----- Supplied text

Foreign institutions also show increasing confidence in the region, as equity inflows doubled despite looming recession for most global economies.

The UK on the other hand, is looking at a sharp contraction in economic growth on the cards as inflation looks to top 22% according to Wall Street.

A tale of two cities. ❤️‍🔥

Governments want to shake the power markets up.

Nordic countries just announced $23bn of emergency liquidity for their energy generators.

Most of these firms are heavily saddled with debt and are facing more collateral calls as a result of elevated volatility in energy markets.

Markets have been closed over the weekend, but both electricity and gas prices seem poised to surge once the opening bell rings.

Energy markets are not designed to deal with such volatility – and this means that reforms might be coming soon. ⚒️

A drop in mortgage demand is hitting banks.

Citi just cut it’s US mortgage team by 7% - and it all points to a housing slowdown.

Interest rates have pushed up borrowing costs for buyers, and purchase applications are down 25% year-on-year.

----------

Objectives
**a)** According to the market news excerpt, how much emergency liquidity did the Nordic countries announce for their energy generators?
**b)** Carry on the market news excerpt from its final sentence, in the same short-paragraph style.

----- Dataset entries

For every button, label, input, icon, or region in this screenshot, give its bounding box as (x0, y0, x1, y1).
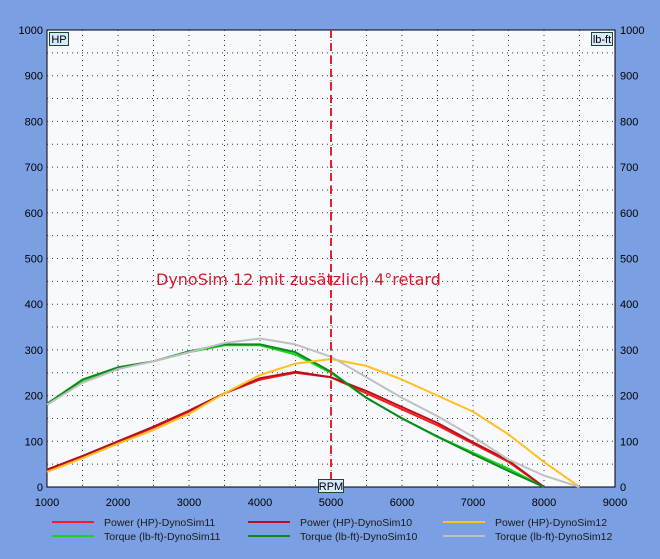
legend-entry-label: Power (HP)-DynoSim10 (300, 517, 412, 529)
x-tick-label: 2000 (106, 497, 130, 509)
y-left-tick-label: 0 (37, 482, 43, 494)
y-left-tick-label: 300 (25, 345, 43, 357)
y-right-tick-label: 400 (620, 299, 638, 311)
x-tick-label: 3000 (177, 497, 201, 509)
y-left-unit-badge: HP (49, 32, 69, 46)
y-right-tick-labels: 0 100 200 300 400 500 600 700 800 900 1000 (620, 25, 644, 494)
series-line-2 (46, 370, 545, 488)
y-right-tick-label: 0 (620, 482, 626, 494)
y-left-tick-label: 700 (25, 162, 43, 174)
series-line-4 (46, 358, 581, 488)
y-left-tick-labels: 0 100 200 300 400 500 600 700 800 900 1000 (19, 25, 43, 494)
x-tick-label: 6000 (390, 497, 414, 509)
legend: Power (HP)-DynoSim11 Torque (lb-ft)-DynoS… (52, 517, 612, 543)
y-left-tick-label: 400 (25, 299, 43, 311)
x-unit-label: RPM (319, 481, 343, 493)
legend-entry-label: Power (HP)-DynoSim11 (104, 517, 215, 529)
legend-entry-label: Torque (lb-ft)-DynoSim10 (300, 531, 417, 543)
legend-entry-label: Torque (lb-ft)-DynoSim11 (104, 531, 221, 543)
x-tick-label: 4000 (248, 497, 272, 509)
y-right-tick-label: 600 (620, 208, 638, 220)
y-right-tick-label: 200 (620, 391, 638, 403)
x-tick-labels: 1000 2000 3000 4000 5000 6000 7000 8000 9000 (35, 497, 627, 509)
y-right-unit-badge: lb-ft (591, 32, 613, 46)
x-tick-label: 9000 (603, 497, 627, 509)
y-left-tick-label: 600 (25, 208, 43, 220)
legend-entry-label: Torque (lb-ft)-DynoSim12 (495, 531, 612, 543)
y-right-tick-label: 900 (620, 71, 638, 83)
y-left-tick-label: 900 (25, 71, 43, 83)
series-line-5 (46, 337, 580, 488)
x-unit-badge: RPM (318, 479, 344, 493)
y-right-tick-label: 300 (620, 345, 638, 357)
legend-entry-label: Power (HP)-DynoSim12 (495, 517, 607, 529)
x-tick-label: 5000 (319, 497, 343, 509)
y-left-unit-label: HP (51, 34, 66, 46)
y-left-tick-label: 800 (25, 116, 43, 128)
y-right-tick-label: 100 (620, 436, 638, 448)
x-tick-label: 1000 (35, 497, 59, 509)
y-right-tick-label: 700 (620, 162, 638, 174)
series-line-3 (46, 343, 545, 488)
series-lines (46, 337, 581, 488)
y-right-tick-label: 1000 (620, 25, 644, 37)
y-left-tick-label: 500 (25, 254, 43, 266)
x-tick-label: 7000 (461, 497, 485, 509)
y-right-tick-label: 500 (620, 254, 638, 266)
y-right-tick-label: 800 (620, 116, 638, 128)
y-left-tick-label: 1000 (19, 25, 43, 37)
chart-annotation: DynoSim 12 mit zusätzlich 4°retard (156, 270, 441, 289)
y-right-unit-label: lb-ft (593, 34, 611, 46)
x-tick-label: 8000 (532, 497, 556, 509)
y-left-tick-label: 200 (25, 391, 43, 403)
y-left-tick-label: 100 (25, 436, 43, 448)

----------

Response list
**a)** $23bn

**b)**
Refinancing business is also a staggering 83% lower compared to a year ago.

Chinks in the armour? 🤔

Turkey's government is playing a risky game.

They see inflation slowing to 25% next year - when it's at 80% currently.

Their central bank has been taking a very unorthodox approach to fighting inflation - deciding to cut interest rates while the rest of the world goes hiking.

It's paid off with lower economic growth, and killer inflation.

People are looking like they're increasingly unhappy with Erdogan's ruling party. There isn't a single government that can't be overthrown by an empty dinner plate. 🔥

Hope you enjoyed this issue of the Market Munch. If you have any feedback, positive or negative, hit my line at [email protected] or +971 50 708 8469.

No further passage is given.